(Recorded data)
※ ※ ※
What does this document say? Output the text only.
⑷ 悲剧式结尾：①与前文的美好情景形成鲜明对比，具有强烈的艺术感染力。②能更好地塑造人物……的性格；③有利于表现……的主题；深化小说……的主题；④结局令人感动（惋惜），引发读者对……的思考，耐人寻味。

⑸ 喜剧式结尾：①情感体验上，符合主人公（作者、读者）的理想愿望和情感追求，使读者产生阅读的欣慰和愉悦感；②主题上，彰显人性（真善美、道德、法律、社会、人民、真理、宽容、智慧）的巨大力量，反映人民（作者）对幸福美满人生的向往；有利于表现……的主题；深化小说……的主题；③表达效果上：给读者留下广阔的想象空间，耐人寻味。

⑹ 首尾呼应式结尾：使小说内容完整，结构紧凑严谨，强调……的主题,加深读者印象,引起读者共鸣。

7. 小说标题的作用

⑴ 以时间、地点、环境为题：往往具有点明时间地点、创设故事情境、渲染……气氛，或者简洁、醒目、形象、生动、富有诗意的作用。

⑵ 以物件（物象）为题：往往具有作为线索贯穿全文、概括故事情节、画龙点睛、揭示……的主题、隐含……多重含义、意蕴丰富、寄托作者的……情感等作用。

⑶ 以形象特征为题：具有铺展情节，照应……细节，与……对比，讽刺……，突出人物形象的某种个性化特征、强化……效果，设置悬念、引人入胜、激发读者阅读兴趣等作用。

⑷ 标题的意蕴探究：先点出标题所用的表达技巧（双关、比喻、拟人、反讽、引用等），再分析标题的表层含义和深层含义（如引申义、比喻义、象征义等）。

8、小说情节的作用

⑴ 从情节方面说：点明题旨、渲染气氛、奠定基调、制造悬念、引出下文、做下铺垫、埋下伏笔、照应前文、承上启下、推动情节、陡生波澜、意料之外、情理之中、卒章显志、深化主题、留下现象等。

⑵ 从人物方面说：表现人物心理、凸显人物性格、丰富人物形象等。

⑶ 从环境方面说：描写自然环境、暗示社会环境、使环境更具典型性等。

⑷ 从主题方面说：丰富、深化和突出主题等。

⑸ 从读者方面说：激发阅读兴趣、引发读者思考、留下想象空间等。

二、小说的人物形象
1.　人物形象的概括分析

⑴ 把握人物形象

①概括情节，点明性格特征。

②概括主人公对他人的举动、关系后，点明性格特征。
※ ※ ※
● Short task
Retype all of the data shown above, word for word.

● Solved problem
What does this document say? Output the text only.
⑷ 悲剧式结尾：①与前文的美好情景形成鲜明对比，具有强烈的艺术感染力。②能更好地塑造人物……的性格；③有利于表现……的主题；深化小说……的主题；④结局令人感动（惋惜），引发读者对……的思考，耐人寻味。

⑸ 喜剧式结尾：①情感体验上，符合主人公（作者、读者）的理想愿望和情感追求，使读者产生阅读的欣慰和愉悦感；②主题上，彰显人性（真善美、道德、法律、社会、人民、真理、宽容、智慧）的巨大力量，反映人民（作者）对幸福美满人生的向往；有利于表现……的主题；深化小说……的主题；③表达效果上：给读者留下广阔的想象空间，耐人寻味。

⑹ 首尾呼应式结尾：使小说内容完整，结构紧凑严谨，强调……的主题,加深读者印象,引起读者共鸣。

7. 小说标题的作用

⑴ 以时间、地点、环境为题：往往具有点明时间地点、创设故事情境、渲染……气氛，或者简洁、醒目、形象、生动、富有诗意的作用。

⑵ 以物件（物象）为题：往往具有作为线索贯穿全文、概括故事情节、画龙点睛、揭示……的主题、隐含……多重含义、意蕴丰富、寄托作者的……情感等作用。

⑶ 以形象特征为题：具有铺展情节，照应……细节，与……对比，讽刺……，突出人物形象的某种个性化特征、强化……效果，设置悬念、引人入胜、激发读者阅读兴趣等作用。

⑷ 标题的意蕴探究：先点出标题所用的表达技巧（双关、比喻、拟人、反讽、引用等），再分析标题的表层含义和深层含义（如引申义、比喻义、象征义等）。

8、小说情节的作用

⑴ 从情节方面说：点明题旨、渲染气氛、奠定基调、制造悬念、引出下文、做下铺垫、埋下伏笔、照应前文、承上启下、推动情节、陡生波澜、意料之外、情理之中、卒章显志、深化主题、留下现象等。

⑵ 从人物方面说：表现人物心理、凸显人物性格、丰富人物形象等。

⑶ 从环境方面说：描写自然环境、暗示社会环境、使环境更具典型性等。

⑷ 从主题方面说：丰富、深化和突出主题等。

⑸ 从读者方面说：激发阅读兴趣、引发读者思考、留下想象空间等。

二、小说的人物形象
1.　人物形象的概括分析

⑴ 把握人物形象

①概括情节，点明性格特征。

②概括主人公对他人的举动、关系后，点明性格特征。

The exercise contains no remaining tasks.